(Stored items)
────────────────────
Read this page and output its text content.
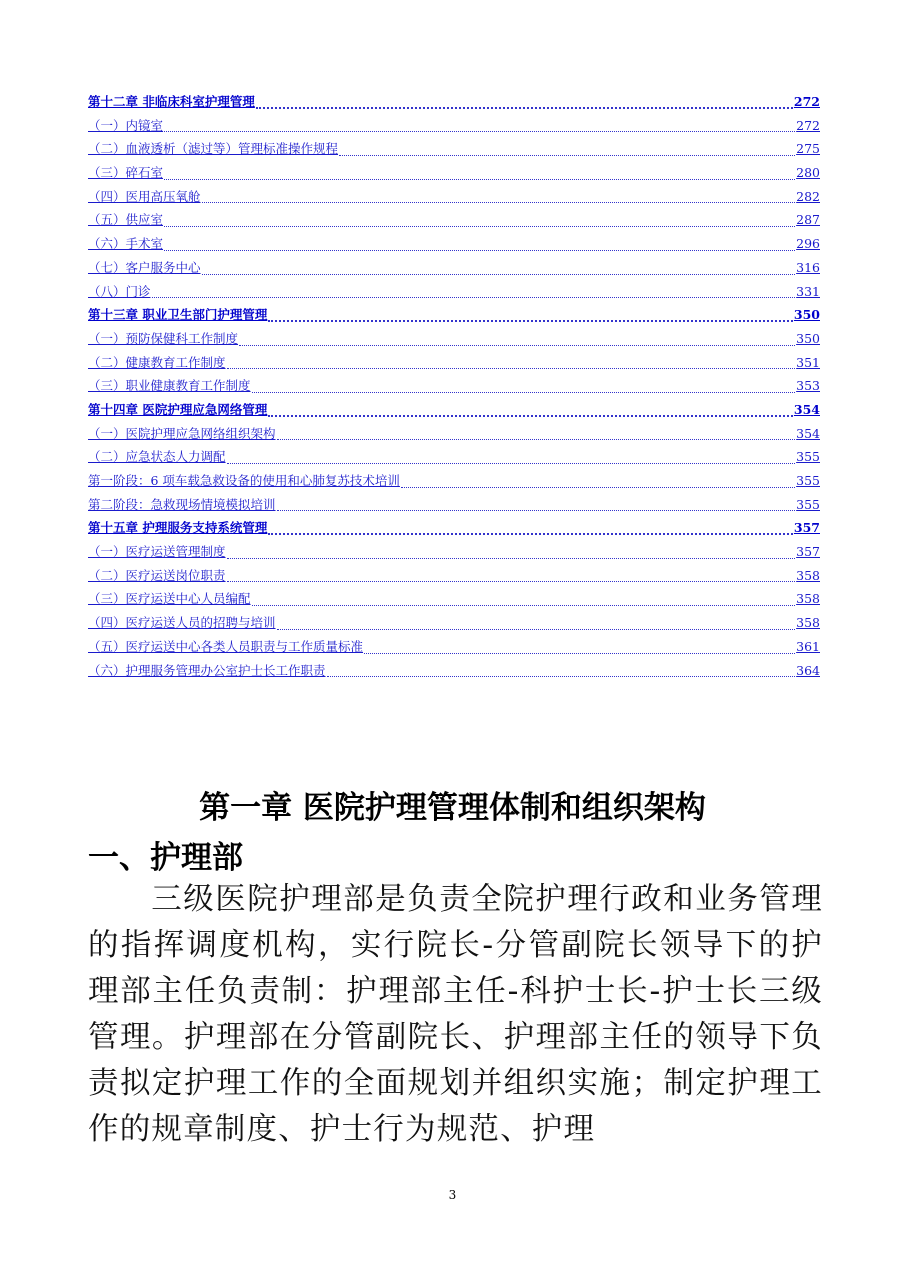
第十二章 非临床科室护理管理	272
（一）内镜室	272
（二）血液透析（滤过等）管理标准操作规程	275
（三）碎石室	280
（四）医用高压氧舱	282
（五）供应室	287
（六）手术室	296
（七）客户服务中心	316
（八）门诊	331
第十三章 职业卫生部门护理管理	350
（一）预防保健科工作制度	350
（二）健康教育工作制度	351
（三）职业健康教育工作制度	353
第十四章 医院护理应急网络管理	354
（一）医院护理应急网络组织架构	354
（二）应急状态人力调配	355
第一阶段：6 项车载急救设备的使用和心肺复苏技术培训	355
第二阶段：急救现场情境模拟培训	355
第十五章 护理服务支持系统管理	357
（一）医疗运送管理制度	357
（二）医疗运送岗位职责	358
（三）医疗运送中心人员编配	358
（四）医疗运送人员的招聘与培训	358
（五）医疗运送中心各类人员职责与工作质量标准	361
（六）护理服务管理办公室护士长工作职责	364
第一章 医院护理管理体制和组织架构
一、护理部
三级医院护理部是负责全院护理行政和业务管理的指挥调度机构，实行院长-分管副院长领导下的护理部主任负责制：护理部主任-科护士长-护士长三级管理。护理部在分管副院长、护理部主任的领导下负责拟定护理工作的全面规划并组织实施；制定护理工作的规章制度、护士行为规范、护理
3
────────────────────
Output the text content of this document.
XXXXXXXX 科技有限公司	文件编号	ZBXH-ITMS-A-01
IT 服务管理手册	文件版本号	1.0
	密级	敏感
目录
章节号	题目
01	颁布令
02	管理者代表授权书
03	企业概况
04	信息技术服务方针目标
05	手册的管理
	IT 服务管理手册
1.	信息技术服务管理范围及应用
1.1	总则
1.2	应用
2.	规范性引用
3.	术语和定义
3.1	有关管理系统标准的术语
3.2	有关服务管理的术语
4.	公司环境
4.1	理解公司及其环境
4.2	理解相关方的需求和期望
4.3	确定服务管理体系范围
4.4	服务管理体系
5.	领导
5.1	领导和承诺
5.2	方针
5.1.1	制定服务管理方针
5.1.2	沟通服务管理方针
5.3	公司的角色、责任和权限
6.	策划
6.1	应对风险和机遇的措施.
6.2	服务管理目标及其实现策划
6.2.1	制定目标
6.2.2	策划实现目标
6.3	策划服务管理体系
────────────────────
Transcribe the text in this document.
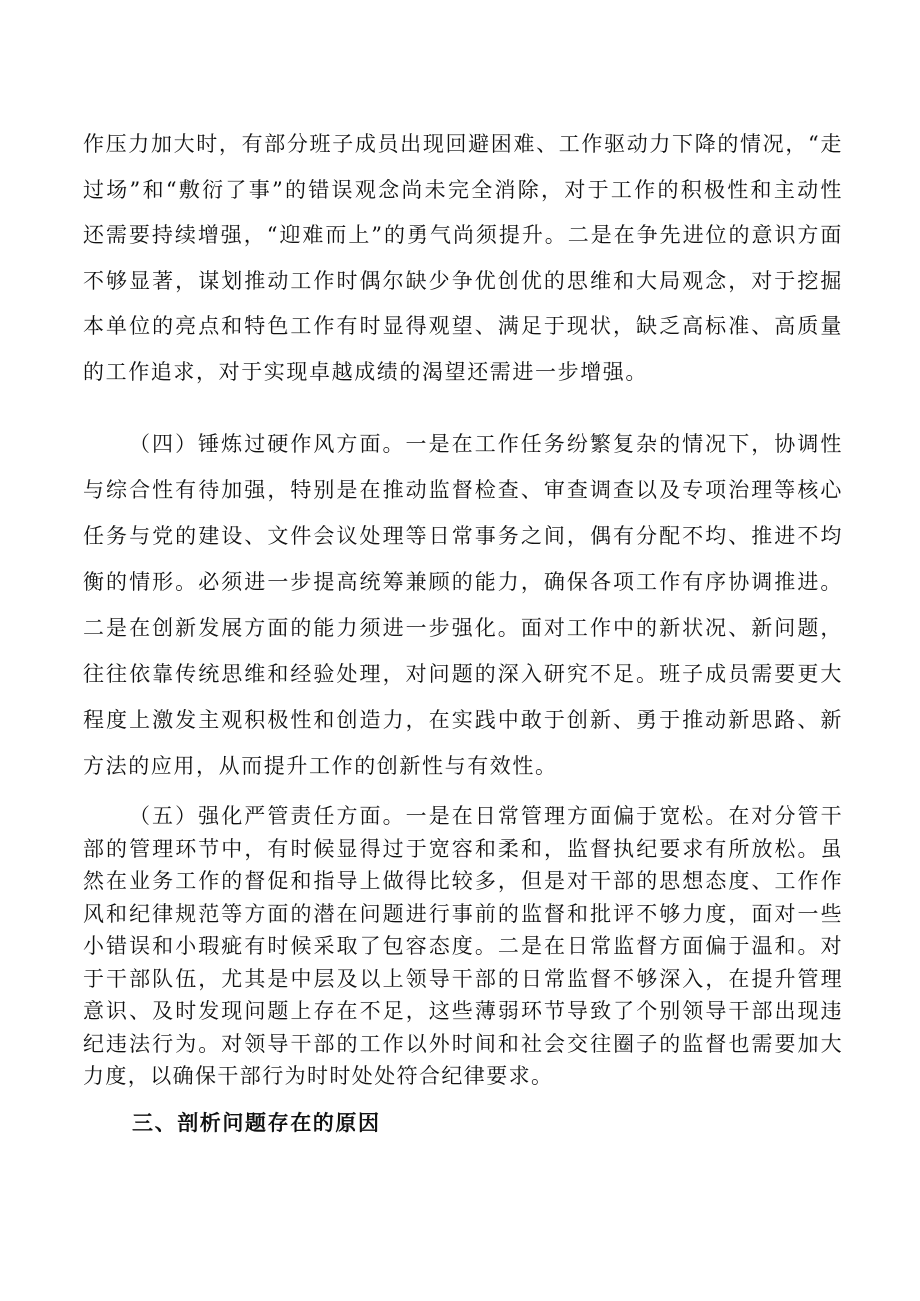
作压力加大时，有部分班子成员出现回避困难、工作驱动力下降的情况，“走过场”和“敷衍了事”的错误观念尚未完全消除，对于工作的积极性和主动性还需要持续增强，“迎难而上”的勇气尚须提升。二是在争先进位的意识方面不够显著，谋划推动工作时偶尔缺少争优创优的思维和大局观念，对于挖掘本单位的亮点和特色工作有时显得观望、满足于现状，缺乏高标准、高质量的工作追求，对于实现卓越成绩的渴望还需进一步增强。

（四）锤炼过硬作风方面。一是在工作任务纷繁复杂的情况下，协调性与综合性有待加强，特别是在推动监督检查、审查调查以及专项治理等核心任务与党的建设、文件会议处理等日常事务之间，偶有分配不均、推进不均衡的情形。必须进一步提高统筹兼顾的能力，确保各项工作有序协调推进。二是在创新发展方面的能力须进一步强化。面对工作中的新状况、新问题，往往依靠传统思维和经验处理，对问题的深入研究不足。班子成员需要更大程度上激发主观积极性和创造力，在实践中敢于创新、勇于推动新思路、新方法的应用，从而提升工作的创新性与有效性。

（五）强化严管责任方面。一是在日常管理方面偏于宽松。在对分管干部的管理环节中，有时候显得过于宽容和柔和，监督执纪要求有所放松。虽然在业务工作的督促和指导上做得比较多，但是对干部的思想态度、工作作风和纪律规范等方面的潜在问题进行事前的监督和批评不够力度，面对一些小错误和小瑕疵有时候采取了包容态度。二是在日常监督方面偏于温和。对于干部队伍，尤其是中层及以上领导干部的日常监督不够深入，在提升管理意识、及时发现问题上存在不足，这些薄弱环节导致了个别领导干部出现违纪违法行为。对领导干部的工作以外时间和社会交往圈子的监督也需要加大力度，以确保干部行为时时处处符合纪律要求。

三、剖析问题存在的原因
────────────────────
Exercise aim → Which lines of the material contain the string "text"? List each of them.

Output for this exercise →
Read this page and output its text content.
Output the text content of this document.
Transcribe the text in this document.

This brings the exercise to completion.